• TEXT PROVIDED
==========

A famous philosopher believed that discussion progressed by starting with a thesis, confronting it with its antithesis. And then they mix into a synthesis. As much as I don't care for that philosopher's political philosophy, there is quite a bit of truth to the concept that the best way to expose people to diversity is to expose them to conflicting views. And interesting discussions frequently start with a significant disagreement, carefully explored.

Let's take your example a little further. Time is a class. A Time object has properties like "year", "month", "day", "hour", etc. What is the relationship then between Time and TimeZone? Does Time only have an hour in the context of a TimeZone? Or is the same split second in London a different Time than that split second in Los Angeles?

Going further, time is a more complex thing than your model holds. For a layman, this NY Times article doesn't do a bad job of explaining why. Attempting to produce a Time class that models the intricities of, say, metrics and varying versions of local time is very hard. Using such a beast is even more insane. Now for 99.9999% of the code out there (maybe more, maybe fewer 9's) the complications don't matter and it makes perfect sense to have a naive concept of Time. But for the fraction of a percent that does, you have a lot of fun waiting. An example in that fraction of a percent is the code used internally by the GPS satellites. (Did you know that GPS not only has to take into account corrections from Einstein's Special theory of Relativity, but also the general? Yup, the satellites are able to detect that their clocks run faster due to being farther out of the Earth's gravitational well!)

==========

Stored data entries:
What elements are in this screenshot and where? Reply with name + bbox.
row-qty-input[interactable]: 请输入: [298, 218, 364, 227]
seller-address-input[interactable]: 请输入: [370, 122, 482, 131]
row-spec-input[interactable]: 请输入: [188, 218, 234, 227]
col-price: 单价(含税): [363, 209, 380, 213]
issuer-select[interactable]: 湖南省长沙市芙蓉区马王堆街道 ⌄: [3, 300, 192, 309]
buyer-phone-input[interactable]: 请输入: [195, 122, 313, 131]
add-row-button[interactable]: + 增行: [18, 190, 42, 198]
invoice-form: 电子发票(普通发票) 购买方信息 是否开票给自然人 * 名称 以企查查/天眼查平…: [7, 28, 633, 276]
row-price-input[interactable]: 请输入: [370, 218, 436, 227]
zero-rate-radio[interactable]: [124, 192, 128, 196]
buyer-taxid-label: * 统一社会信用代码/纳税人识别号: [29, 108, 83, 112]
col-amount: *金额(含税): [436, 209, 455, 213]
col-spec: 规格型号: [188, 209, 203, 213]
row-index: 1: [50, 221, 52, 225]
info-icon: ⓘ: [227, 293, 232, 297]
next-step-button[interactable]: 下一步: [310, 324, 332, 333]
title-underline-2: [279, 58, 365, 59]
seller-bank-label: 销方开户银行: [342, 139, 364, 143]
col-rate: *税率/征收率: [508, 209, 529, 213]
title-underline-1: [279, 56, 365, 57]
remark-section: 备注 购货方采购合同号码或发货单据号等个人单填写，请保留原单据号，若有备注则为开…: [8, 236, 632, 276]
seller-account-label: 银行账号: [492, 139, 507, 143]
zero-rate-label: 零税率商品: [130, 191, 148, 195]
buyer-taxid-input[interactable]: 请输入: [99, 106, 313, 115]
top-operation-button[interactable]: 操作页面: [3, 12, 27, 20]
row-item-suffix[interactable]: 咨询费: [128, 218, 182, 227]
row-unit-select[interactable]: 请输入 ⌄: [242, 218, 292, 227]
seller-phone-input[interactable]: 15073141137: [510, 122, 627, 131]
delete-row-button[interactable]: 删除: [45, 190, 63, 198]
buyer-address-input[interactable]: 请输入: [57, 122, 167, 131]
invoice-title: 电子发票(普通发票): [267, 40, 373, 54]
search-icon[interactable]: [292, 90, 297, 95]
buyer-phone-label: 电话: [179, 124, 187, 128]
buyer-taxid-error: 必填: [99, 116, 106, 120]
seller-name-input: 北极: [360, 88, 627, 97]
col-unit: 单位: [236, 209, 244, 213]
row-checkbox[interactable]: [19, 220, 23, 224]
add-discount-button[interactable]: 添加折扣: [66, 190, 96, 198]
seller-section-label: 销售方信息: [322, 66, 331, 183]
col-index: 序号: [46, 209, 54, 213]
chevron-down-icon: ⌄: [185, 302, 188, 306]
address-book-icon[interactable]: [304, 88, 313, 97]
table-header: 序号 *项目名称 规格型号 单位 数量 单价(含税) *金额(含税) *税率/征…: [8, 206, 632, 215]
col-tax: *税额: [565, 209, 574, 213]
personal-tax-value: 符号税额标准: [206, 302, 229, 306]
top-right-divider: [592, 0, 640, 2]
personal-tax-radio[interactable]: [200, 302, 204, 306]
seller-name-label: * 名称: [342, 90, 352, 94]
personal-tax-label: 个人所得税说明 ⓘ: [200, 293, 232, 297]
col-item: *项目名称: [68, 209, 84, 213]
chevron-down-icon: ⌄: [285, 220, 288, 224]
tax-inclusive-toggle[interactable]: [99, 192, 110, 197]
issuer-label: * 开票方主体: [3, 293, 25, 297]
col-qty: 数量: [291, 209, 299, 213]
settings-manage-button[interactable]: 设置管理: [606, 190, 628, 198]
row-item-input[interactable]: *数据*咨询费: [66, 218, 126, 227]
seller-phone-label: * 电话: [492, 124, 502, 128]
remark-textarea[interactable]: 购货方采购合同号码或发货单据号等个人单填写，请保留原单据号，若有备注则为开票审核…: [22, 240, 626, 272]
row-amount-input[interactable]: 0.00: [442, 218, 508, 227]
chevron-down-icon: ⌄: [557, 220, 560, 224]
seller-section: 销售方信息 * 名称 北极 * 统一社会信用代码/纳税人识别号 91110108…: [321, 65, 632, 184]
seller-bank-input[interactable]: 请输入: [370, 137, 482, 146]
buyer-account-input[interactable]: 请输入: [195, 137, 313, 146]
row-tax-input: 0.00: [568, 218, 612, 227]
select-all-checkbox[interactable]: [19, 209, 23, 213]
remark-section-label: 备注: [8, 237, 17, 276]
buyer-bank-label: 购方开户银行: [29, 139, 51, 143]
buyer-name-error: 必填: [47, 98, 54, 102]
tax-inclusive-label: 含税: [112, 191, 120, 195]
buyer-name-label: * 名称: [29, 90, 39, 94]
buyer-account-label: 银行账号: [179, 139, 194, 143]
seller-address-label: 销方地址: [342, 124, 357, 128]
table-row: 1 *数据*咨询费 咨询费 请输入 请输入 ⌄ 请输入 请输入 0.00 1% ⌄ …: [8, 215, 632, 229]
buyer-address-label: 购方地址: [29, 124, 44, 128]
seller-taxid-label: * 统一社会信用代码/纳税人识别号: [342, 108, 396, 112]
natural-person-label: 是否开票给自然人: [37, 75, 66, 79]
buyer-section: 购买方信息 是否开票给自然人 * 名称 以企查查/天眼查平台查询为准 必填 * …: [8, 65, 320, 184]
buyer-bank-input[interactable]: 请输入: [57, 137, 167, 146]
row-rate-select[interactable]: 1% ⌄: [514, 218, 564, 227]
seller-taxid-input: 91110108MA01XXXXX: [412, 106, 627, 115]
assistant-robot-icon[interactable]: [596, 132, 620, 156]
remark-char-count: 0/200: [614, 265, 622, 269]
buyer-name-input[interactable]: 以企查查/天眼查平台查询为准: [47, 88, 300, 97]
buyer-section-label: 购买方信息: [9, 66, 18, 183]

==========

• PROBLEM 1
Write out the part of the passage on modeling time that begins at the words "A famous philosopher" and stops after "in Los Angeles?".
• PROBLEM 2
According to the passage on modeling time, what are GPS satellites able to detect about their clocks?
Nothing in the listing is needed here.

• ANSWER SECTION 1
A famous philosopher believed that discussion progressed by starting with a thesis, confronting it with its antithesis. And then they mix into a synthesis. As much as I don't care for that philosopher's political philosophy, there is quite a bit of truth to the concept that the best way to expose people to diversity is to expose them to conflicting views. And interesting discussions frequently start with a significant disagreement, carefully explored.

Let's take your example a little further. Time is a class. A Time object has properties like "year", "month", "day", "hour", etc. What is the relationship then between Time and TimeZone? Does Time only have an hour in the context of a TimeZone? Or is the same split second in London a different Time than that split second in Los Angeles?

• ANSWER SECTION 2
Their clocks run faster because they are farther out of the Earth's gravitational well.